begin Data for this exercise
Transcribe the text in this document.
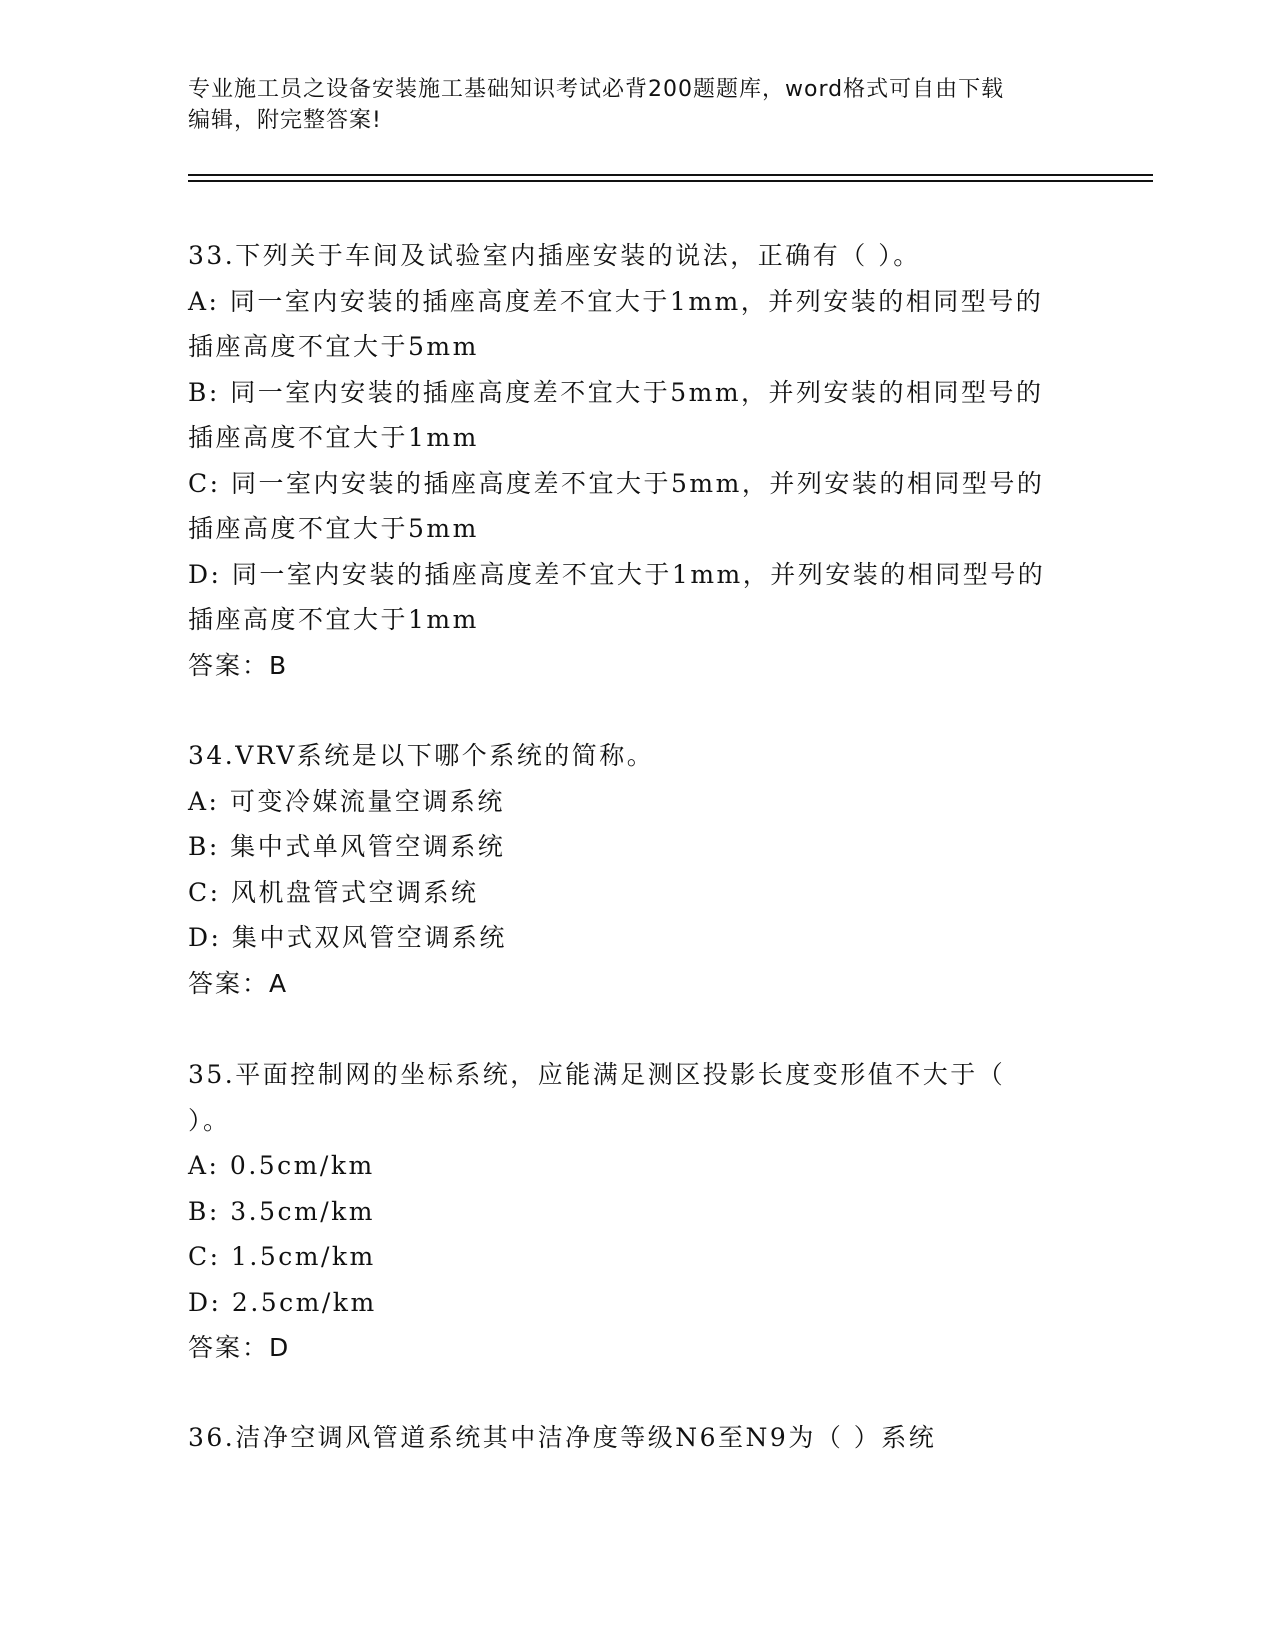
专业施工员之设备安装施工基础知识考试必背200题题库，word格式可自由下载
编辑，附完整答案!
33.下列关于车间及试验室内插座安装的说法，正确有（ ）。
A: 同一室内安装的插座高度差不宜大于1mm，并列安装的相同型号的
插座高度不宜大于5mm
B: 同一室内安装的插座高度差不宜大于5mm，并列安装的相同型号的
插座高度不宜大于1mm
C: 同一室内安装的插座高度差不宜大于5mm，并列安装的相同型号的
插座高度不宜大于5mm
D: 同一室内安装的插座高度差不宜大于1mm，并列安装的相同型号的
插座高度不宜大于1mm
答案：B
34.VRV系统是以下哪个系统的简称。
A: 可变冷媒流量空调系统
B: 集中式单风管空调系统
C: 风机盘管式空调系统
D: 集中式双风管空调系统
答案：A
35.平面控制网的坐标系统，应能满足测区投影长度变形值不大于（
）。
A: 0.5cm/km
B: 3.5cm/km
C: 1.5cm/km
D: 2.5cm/km
答案：D
36.洁净空调风管道系统其中洁净度等级N6至N9为（ ）系统
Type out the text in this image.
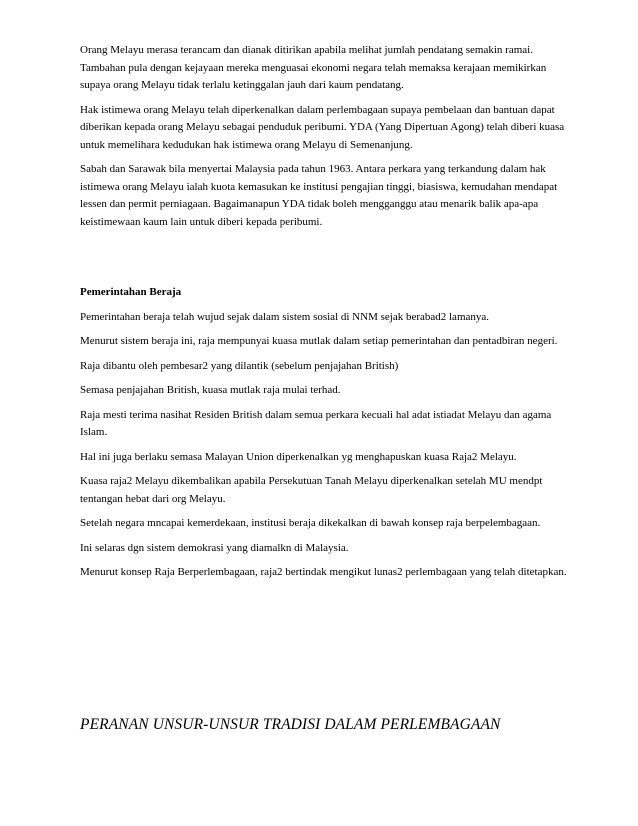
Orang Melayu merasa terancam dan dianak ditirikan apabila melihat jumlah pendatang semakin ramai. Tambahan pula dengan kejayaan mereka menguasai ekonomi negara telah memaksa kerajaan memikirkan supaya orang Melayu tidak terlalu ketinggalan jauh dari kaum pendatang.

Hak istimewa orang Melayu telah diperkenalkan dalam perlembagaan supaya pembelaan dan bantuan dapat diberikan kepada orang Melayu sebagai penduduk peribumi. YDA (Yang Dipertuan Agong) telah diberi kuasa untuk memelihara kedudukan hak istimewa orang Melayu di Semenanjung.

Sabah dan Sarawak bila menyertai Malaysia pada tahun 1963. Antara perkara yang terkandung dalam hak istimewa orang Melayu ialah kuota kemasukan ke institusi pengajian tinggi, biasiswa, kemudahan mendapat lessen dan permit perniagaan. Bagaimanapun YDA tidak boleh mengganggu atau menarik balik apa-apa keistimewaan kaum lain untuk diberi kepada peribumi.

Pemerintahan Beraja

Pemerintahan beraja telah wujud sejak dalam sistem sosial di NNM sejak berabad2 lamanya.

Menurut sistem beraja ini, raja mempunyai kuasa mutlak dalam setiap pemerintahan dan pentadbiran negeri.

Raja dibantu oleh pembesar2 yang dilantik (sebelum penjajahan British)

Semasa penjajahan British, kuasa mutlak raja mulai terhad.

Raja mesti terima nasihat Residen British dalam semua perkara kecuali hal adat istiadat Melayu dan agama Islam.

Hal ini juga berlaku semasa Malayan Union diperkenalkan yg menghapuskan kuasa Raja2 Melayu.

Kuasa raja2 Melayu dikembalikan apabila Persekutuan Tanah Melayu diperkenalkan setelah MU mendpt tentangan hebat dari org Melayu.

Setelah negara mncapai kemerdekaan, institusi beraja dikekalkan di bawah konsep raja berpelembagaan.

Ini selaras dgn sistem demokrasi yang diamalkn di Malaysia.

Menurut konsep Raja Berperlembagaan, raja2 bertindak mengikut lunas2 perlembagaan yang telah ditetapkan.

PERANAN UNSUR-UNSUR TRADISI DALAM PERLEMBAGAAN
end Data for this exercise
- Task
Copy every line of the listing that contains the word "text".

- Written solution
Transcribe the text in this document.
Type out the text in this image.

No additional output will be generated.